> _抜粋文_:
::::
説明

捺染物の製造方法

【課題】天然染料を含有する捺染糊組成物を用いてセルロース系繊維材料を捺染する場合に、模様表現に十分な染色濃度を有し、白場を汚染することなく、且つ、実用的な染色堅牢度を有する捺染物の製造方法を提供する。
【解決手段】天然染料とO/Wエマルション糊剤とを含有する捺染糊組成物をカチオン化したセルロース系繊維材料に印捺し、印捺後に捺染糊組成物中の天然染料がセルロース系繊維材料に固着するように、当該セルロース系繊維材料を100℃〜130℃の飽和蒸気又は加熱蒸気で蒸熱する。

【発明の詳細な説明】
【技術分野】
【0001】
本発明は、天然染料を含有する捺染糊組成物を用いてセルロース系繊維材料に捺染する捺染物の製造方法に関するものである。
【背景技術】
【0002】
天然染料による染色(例えば、草木染め等)は、古来より行われてきたが、綿などのセルロース系繊維材料には、濃色に染まらず、堅牢度も低く、実用的なものとはされてこなかった。
【0003】
そこで、セルロース系繊維材料を天然染料でもって濃色、且つ、堅牢に染色しようとする試みがなされてきた。例えば、下記特許文献1には、セルロース系繊維材料を染色前にカチオン化し、天然染料の染着量を増加させ、また、染色後に金属媒染を行って堅牢に染色する方法が提案されている。
【0004】
更に、下記非特許文献1には、上記方法を応用して、セルロース系繊維材料をカチオン化し、天然染料を含有する捺染糊組成物を用いて捺染する捺染方法が検討されている。
【特許文献1】特開昭62−238885号公報
【非特許文献1】京都市産業技術研究所繊維技術センター、平成17年度研究業務報告書、p.67−71
【発明の開示】
【発明が解決しようとする課題】
【0005】
ところで、上記特許文献1では、セルロース系繊維材料をカチオン化し、天然染料を用いて単一色に染色する無地染色に関するものであり、天然染料を用いてセルロース系繊維材料に模様を染色する捺染に関するものではない。
::::
> _提供データ_:
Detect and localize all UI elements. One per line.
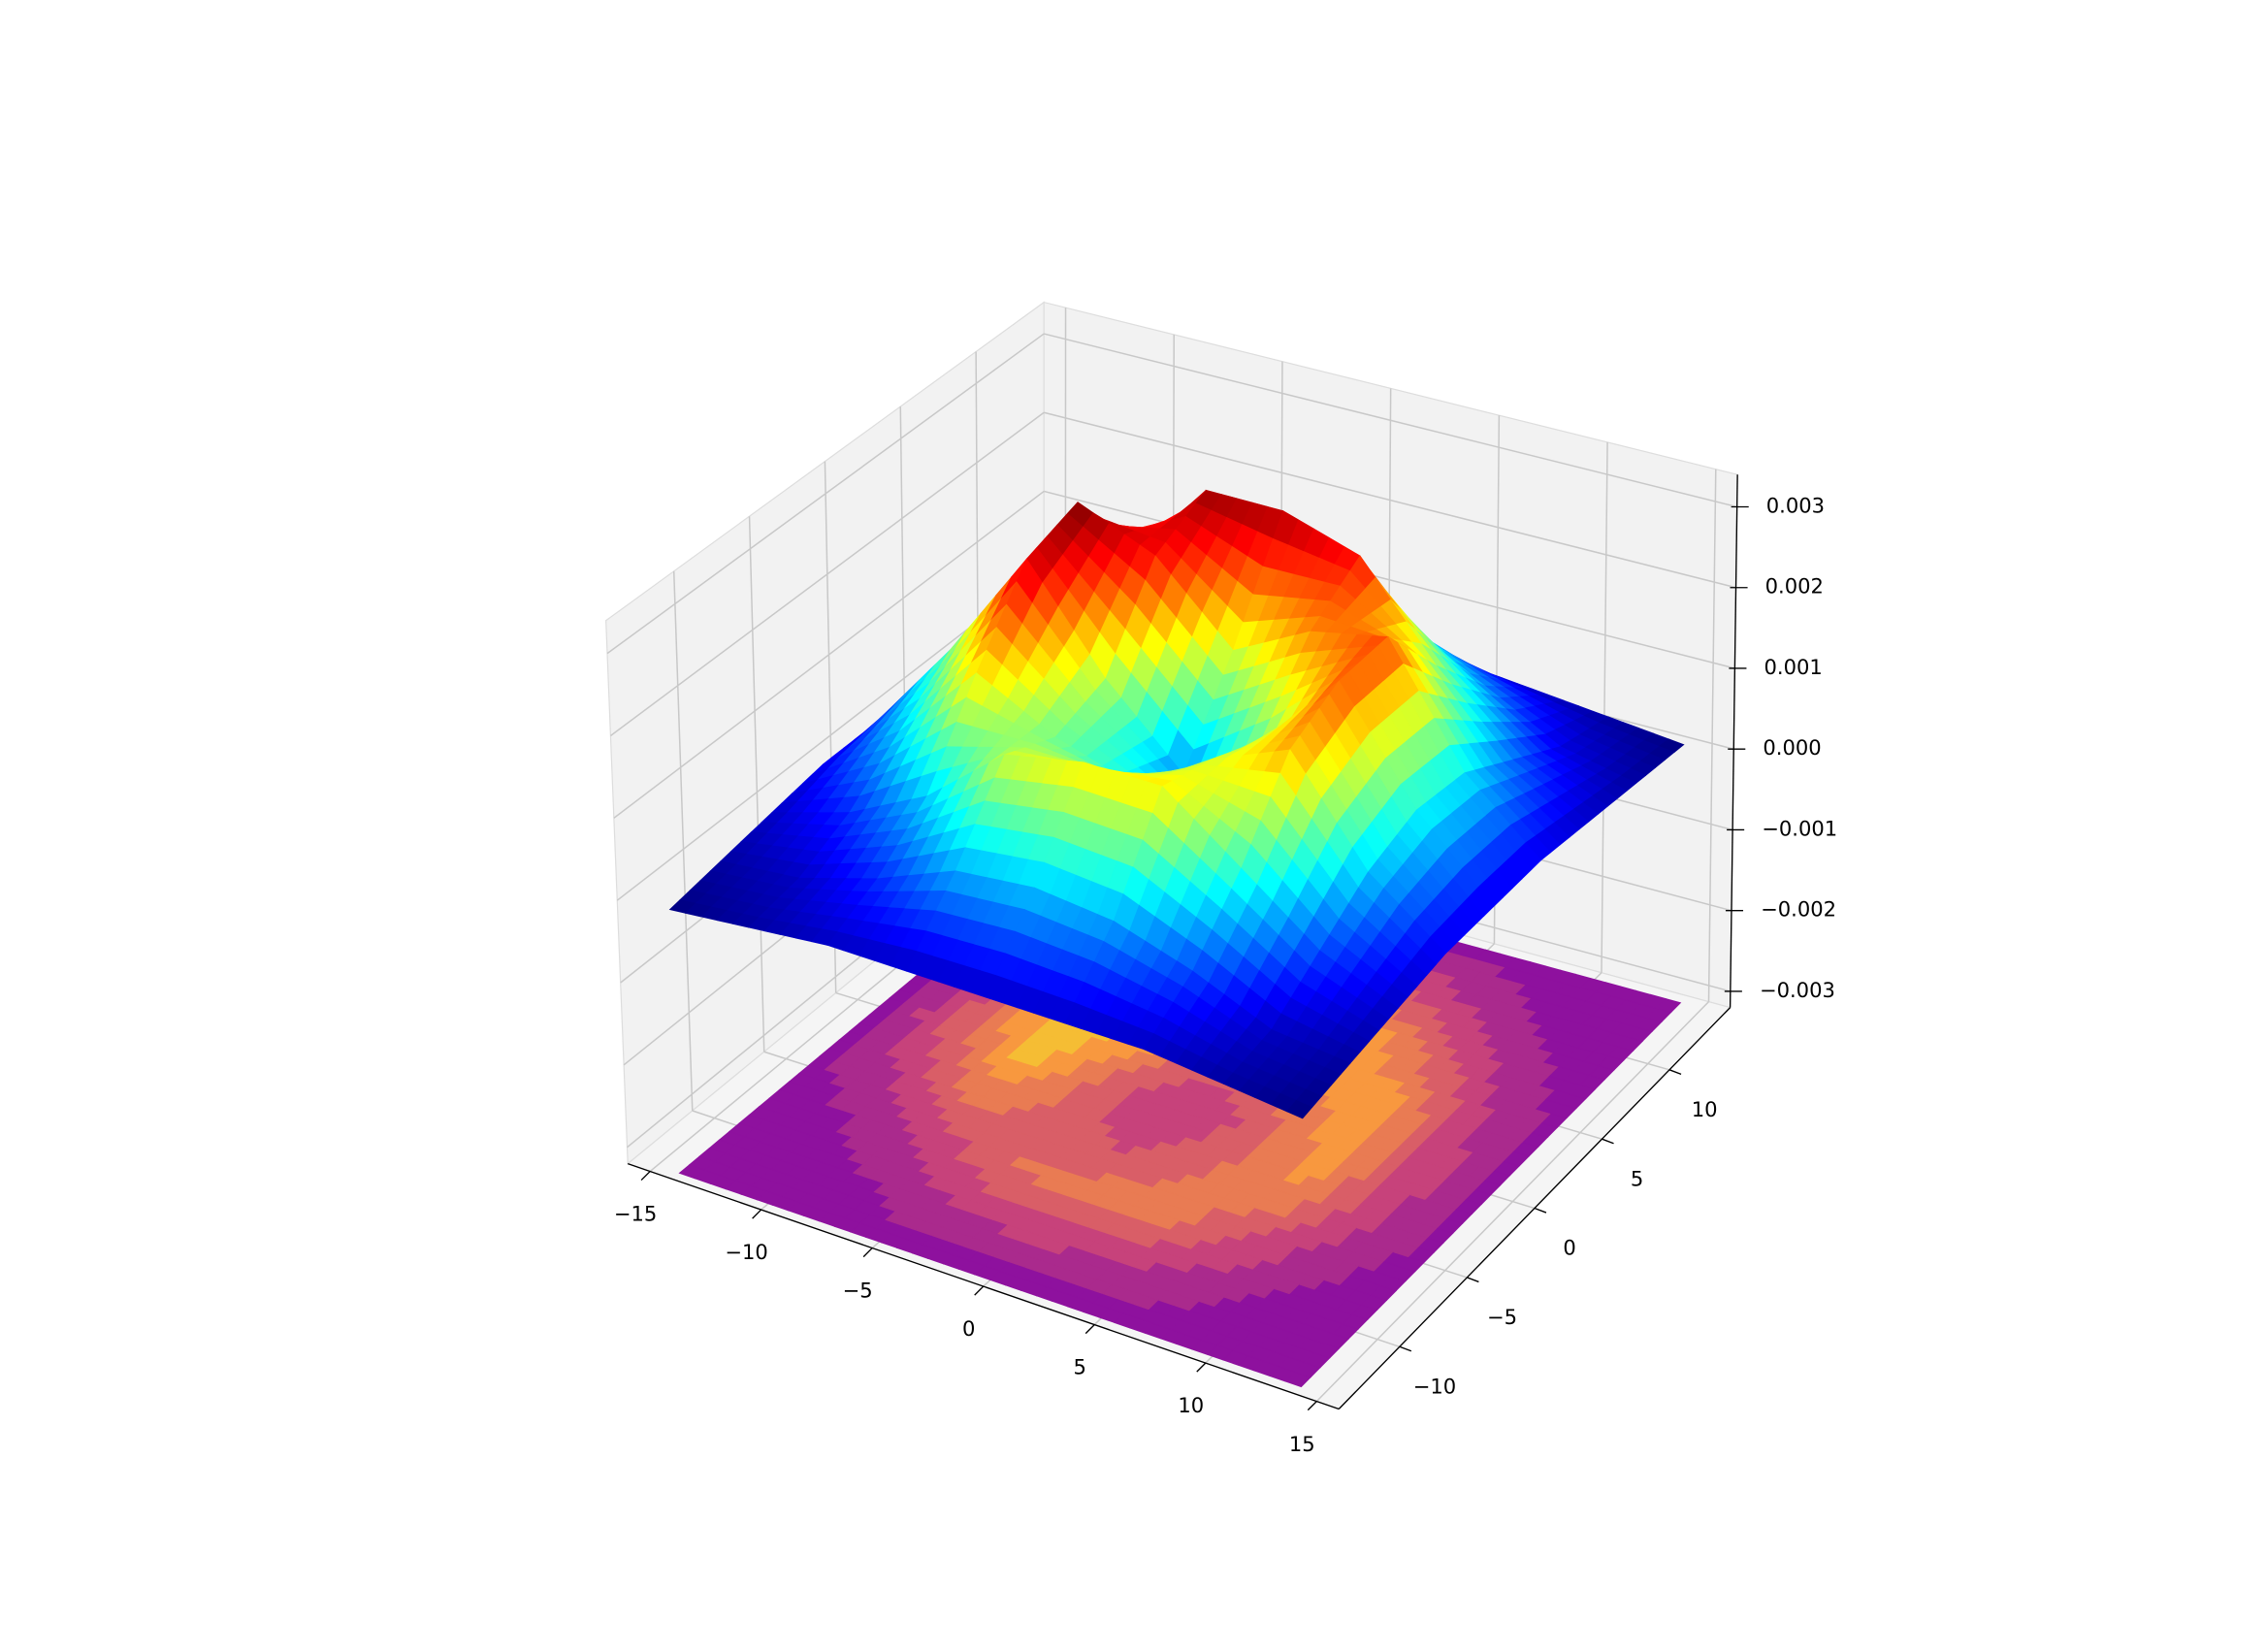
::::
> _問題_: 抜粋文の【課題】で、提供しようとする捺染物の製造方法が備えるべき条件として挙げられているものをすべて書き出しなさい。

> _正解_:
・模様表現に十分な染色濃度を有すること
・白場を汚染しないこと
・実用的な染色堅牢度を有すること